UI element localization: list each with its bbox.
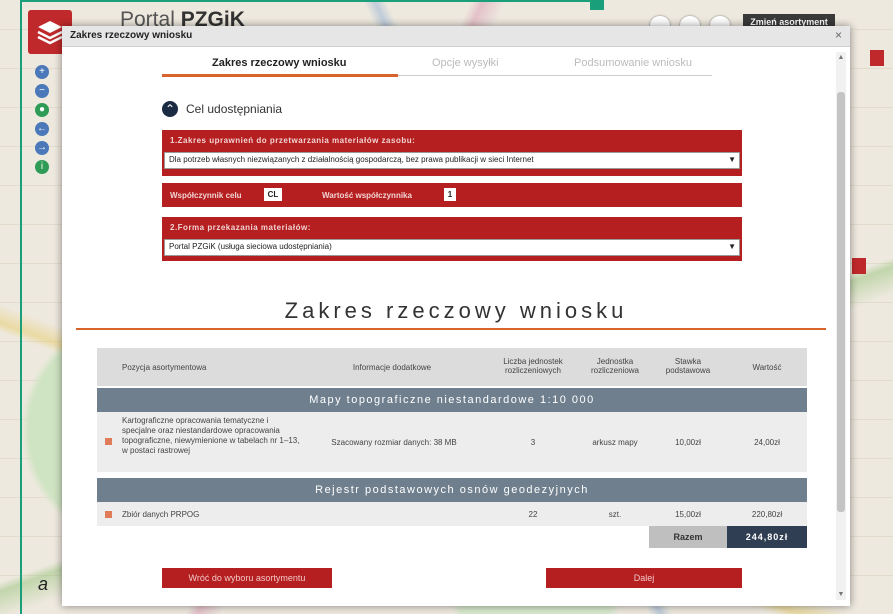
figure-label: a [38,574,49,594]
row-unit: szt. [608,510,622,519]
coefficient-panel: Współczynnik celu CL Wartość współczynni… [162,183,742,207]
table-row: Kartograficzne opracowania tematyczne i … [97,412,807,472]
rights-panel: 1.Zakres uprawnień do przetwarzania mate… [162,130,742,176]
group-row-topo: Mapy topograficzne niestandardowe 1:10 0… [97,388,807,412]
dialog-title: Zakres rzeczowy wniosku [70,30,193,41]
side-red-marker [870,50,884,66]
section-divider [76,328,826,330]
col-rate: Stawka podstawowa [665,357,711,375]
row-rate: 15,00zł [675,510,701,519]
col-unit: Jednostka rozliczeniowa [590,357,640,375]
rights-select-value: Dla potrzeb własnych niezwiązanych z dzi… [169,155,534,164]
zoom-in-icon[interactable]: + [35,65,49,79]
dropdown-arrow-icon: ▼ [728,155,736,164]
remove-icon[interactable] [105,511,112,518]
row-count: 3 [530,438,536,447]
step-shipping[interactable]: Opcje wysyłki [432,57,499,69]
row-value: 24,00zł [754,438,780,447]
step-inactive-line [398,75,712,76]
row-position: Kartograficzne opracowania tematyczne i … [122,416,300,455]
step-scope[interactable]: Zakres rzeczowy wniosku [212,57,347,69]
scrollbar[interactable]: ▲ ▼ [836,52,846,600]
scroll-up-icon[interactable]: ▲ [837,54,845,61]
col-unit-count: Liczba jednostek rozliczeniowych [503,357,563,375]
layers-icon [37,21,63,45]
coefficient-value: 1 [444,188,456,201]
arrow-left-icon[interactable]: ← [35,122,49,136]
purpose-coefficient-label: Współczynnik celu [170,191,242,200]
delivery-label: 2.Forma przekazania materiałów: [170,223,311,232]
total-value: 244,80zł [727,526,807,548]
purpose-coefficient-value: CL [264,188,282,201]
map-toolbar: + − ● ← → i [32,60,52,179]
col-info: Informacje dodatkowe [352,363,432,372]
section-title: Zakres rzeczowy wniosku [284,298,628,323]
step-summary[interactable]: Podsumowanie wniosku [574,57,692,69]
dropdown-arrow-icon: ▼ [728,242,736,251]
delivery-select[interactable]: Portal PZGiK (usługa sieciowa udostępnia… [164,239,740,256]
close-icon[interactable]: × [835,28,842,42]
row-count: 22 [528,510,538,519]
row-position: Zbiór danych PRPOG [122,510,200,519]
delivery-panel: 2.Forma przekazania materiałów: Portal P… [162,217,742,261]
dialog-header: Zakres rzeczowy wniosku × [62,26,850,47]
chevron-up-icon[interactable]: ⌃ [162,101,178,117]
frame-left [20,0,22,614]
back-button[interactable]: Wróć do wyboru asortymentu [162,568,332,588]
globe-icon[interactable]: ● [35,103,49,117]
zoom-out-icon[interactable]: − [35,84,49,98]
col-position: Pozycja asortymentowa [122,363,207,372]
scroll-down-icon[interactable]: ▼ [837,591,845,598]
delivery-select-value: Portal PZGiK (usługa sieciowa udostępnia… [169,242,332,251]
wizard-steps: Zakres rzeczowy wniosku Opcje wysyłki Po… [162,54,742,78]
step-active-line [162,74,398,77]
remove-icon[interactable] [105,438,112,445]
rights-select[interactable]: Dla potrzeb własnych niezwiązanych z dzi… [164,152,740,169]
arrow-right-icon[interactable]: → [35,141,49,155]
table-header: Pozycja asortymentowa Informacje dodatko… [97,348,807,386]
coefficient-value-label: Wartość współczynnika [322,191,412,200]
total-label: Razem [649,526,727,548]
purpose-label: Cel udostępniania [186,102,283,116]
col-value: Wartość [752,363,782,372]
row-rate: 10,00zł [675,438,701,447]
row-value: 220,80zł [751,510,783,519]
next-button[interactable]: Dalej [546,568,742,588]
rights-label: 1.Zakres uprawnień do przetwarzania mate… [170,136,416,145]
row-unit: arkusz mapy [592,438,638,447]
side-red-marker-2 [852,258,866,274]
group-row-geodetic: Rejestr podstawowych osnów geodezyjnych [97,478,807,502]
request-dialog: Zakres rzeczowy wniosku × ▲ ▼ Zakres rze… [62,26,850,606]
table-row: Zbiór danych PRPOG 22 szt. 15,00zł 220,8… [97,502,807,526]
info-circle-icon[interactable]: i [35,160,49,174]
row-info: Szacowany rozmiar danych: 38 MB [331,438,457,447]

> Your task
Lay out the data above as a JSON list of strings, one string per line and none for blank lines. Leave the pictures out of the answer.

> Result below
[
  "UI element localization: list each with its bbox.",
  "figure-label: a [38,574,49,594]",
  "row-unit: szt. [608,510,622,519]",
  "coefficient-panel: Współczynnik celu CL Wartość współczynni… [162,183,742,207]",
  "table-row: Kartograficzne opracowania tematyczne i … [97,412,807,472]",
  "rights-panel: 1.Zakres uprawnień do przetwarzania mate… [162,130,742,176]",
  "group-row-topo: Mapy topograficzne niestandardowe 1:10 0… [97,388,807,412]",
  "dialog-title: Zakres rzeczowy wniosku [70,30,193,41]",
  "side-red-marker [870,50,884,66]",
  "section-divider [76,328,826,330]",
  "col-rate: Stawka podstawowa [665,357,711,375]",
  "row-rate: 15,00zł [675,510,701,519]",
  "col-unit: Jednostka rozliczeniowa [590,357,640,375]",
  "rights-select-value: Dla potrzeb własnych niezwiązanych z dzi… [169,155,534,164]",
  "zoom-in-icon[interactable]: + [35,65,49,79]",
  "dropdown-arrow-icon: ▼ [728,155,736,164]",
  "remove-icon[interactable] [105,511,112,518]",
  "row-count: 3 [530,438,536,447]",
  "step-shipping[interactable]: Opcje wysyłki [432,57,499,69]",
  "row-value: 24,00zł [754,438,780,447]",
  "step-inactive-line [398,75,712,76]",
  "row-position: Kartograficzne opracowania tematyczne i … [122,416,300,455]",
  "step-scope[interactable]: Zakres rzeczowy wniosku [212,57,347,69]",
  "scrollbar[interactable]: ▲ ▼ [836,52,846,600]",
  "scroll-up-icon[interactable]: ▲ [837,54,845,61]",
  "col-unit-count: Liczba jednostek rozliczeniowych [503,357,563,375]",
  "layers-icon [37,21,63,45]",
  "coefficient-value: 1 [444,188,456,201]",
  "arrow-left-icon[interactable]: ← [35,122,49,136]",
  "purpose-coefficient-label: Współczynnik celu [170,191,242,200]",
  "delivery-label: 2.Forma przekazania materiałów: [170,223,311,232]",
  "total-value: 244,80zł [727,526,807,548]",
  "purpose-coefficient-value: CL [264,188,282,201]",
  "map-toolbar: + − ● ← → i [32,60,52,179]",
  "col-info: Informacje dodatkowe [352,363,432,372]",
  "section-title: Zakres rzeczowy wniosku [284,298,628,323]",
  "step-summary[interactable]: Podsumowanie wniosku [574,57,692,69]",
  "dropdown-arrow-icon: ▼ [728,242,736,251]",
  "delivery-select[interactable]: Portal PZGiK (usługa sieciowa udostępnia… [164,239,740,256]",
  "close-icon[interactable]: × [835,28,842,42]",
  "row-count: 22 [528,510,538,519]",
  "row-position: Zbiór danych PRPOG [122,510,200,519]",
  "delivery-panel: 2.Forma przekazania materiałów: Portal P… [162,217,742,261]",
  "dialog-header: Zakres rzeczowy wniosku × [62,26,850,47]",
  "chevron-up-icon[interactable]: ⌃ [162,101,178,117]",
  "frame-left [20,0,22,614]",
  "back-button[interactable]: Wróć do wyboru asortymentu [162,568,332,588]",
  "globe-icon[interactable]: ● [35,103,49,117]",
  "zoom-out-icon[interactable]: − [35,84,49,98]",
  "col-position: Pozycja asortymentowa [122,363,207,372]",
  "scroll-down-icon[interactable]: ▼ [837,591,845,598]",
  "delivery-select-value: Portal PZGiK (usługa sieciowa udostępnia… [169,242,332,251]",
  "wizard-steps: Zakres rzeczowy wniosku Opcje wysyłki Po… [162,54,742,78]",
  "step-active-line [162,74,398,77]",
  "remove-icon[interactable] [105,438,112,445]",
  "rights-select[interactable]: Dla potrzeb własnych niezwiązanych z dzi… [164,152,740,169]",
  "arrow-right-icon[interactable]: → [35,141,49,155]",
  "table-header: Pozycja asortymentowa Informacje dodatko… [97,348,807,386]",
  "coefficient-value-label: Wartość współczynnika [322,191,412,200]",
  "total-label: Razem [649,526,727,548]",
  "purpose-label: Cel udostępniania [186,102,283,116]",
  "col-value: Wartość [752,363,782,372]",
  "row-rate: 10,00zł [675,438,701,447]",
  "row-value: 220,80zł [751,510,783,519]",
  "next-button[interactable]: Dalej [546,568,742,588]",
  "rights-label: 1.Zakres uprawnień do przetwarzania mate… [170,136,416,145]",
  "row-unit: arkusz mapy [592,438,638,447]",
  "side-red-marker-2 [852,258,866,274]",
  "group-row-geodetic: Rejestr podstawowych osnów geodezyjnych [97,478,807,502]",
  "request-dialog: Zakres rzeczowy wniosku × ▲ ▼ Zakres rze… [62,26,850,606]",
  "table-row: Zbiór danych PRPOG 22 szt. 15,00zł 220,8… [97,502,807,526]",
  "info-circle-icon[interactable]: i [35,160,49,174]",
  "row-info: Szacowany rozmiar danych: 38 MB [331,438,457,447]"
]